- EXERCISE DETAILS: From the entries that follow, list every line in which the string "this" appears.

---------- EXCERPTED RECORDS ----------

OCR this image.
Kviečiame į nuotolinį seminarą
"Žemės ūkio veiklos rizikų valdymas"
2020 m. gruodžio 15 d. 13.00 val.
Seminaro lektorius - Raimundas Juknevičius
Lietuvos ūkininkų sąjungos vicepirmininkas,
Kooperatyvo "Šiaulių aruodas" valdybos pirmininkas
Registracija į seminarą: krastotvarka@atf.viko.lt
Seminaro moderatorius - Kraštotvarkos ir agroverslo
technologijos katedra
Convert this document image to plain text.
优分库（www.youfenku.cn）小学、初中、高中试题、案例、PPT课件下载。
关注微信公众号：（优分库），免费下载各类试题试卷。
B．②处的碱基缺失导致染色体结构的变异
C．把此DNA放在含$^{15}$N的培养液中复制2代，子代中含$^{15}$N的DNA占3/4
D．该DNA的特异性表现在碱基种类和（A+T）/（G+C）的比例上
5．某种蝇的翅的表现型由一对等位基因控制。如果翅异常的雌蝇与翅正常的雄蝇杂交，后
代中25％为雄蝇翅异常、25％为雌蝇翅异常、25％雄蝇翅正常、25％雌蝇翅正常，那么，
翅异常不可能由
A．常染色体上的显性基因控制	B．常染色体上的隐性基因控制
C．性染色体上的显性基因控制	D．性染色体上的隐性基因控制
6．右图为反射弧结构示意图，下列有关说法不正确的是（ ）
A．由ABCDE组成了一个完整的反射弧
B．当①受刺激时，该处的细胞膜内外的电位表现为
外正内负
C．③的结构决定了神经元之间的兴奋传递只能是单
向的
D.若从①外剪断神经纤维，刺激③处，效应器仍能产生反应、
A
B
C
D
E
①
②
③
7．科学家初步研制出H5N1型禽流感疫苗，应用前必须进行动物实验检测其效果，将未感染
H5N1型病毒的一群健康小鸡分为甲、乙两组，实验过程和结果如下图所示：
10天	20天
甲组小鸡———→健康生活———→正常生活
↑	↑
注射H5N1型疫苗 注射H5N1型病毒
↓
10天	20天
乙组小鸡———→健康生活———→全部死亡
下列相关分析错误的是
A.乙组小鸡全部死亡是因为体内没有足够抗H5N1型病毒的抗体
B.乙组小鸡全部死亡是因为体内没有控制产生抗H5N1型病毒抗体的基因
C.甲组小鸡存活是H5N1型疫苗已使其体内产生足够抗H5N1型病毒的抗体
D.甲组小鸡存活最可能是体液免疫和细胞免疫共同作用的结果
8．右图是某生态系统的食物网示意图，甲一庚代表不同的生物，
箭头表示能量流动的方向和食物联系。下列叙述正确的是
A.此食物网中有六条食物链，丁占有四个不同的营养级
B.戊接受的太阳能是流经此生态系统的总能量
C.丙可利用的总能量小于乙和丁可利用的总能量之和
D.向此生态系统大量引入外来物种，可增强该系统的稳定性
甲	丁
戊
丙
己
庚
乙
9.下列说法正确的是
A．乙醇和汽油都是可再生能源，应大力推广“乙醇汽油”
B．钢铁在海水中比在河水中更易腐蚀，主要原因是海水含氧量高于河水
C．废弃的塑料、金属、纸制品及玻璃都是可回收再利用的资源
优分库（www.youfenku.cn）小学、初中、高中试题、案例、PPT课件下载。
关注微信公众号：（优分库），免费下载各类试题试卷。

----------

- PROBLEM SOLUTION:
OCR this image.
Convert this document image to plain text.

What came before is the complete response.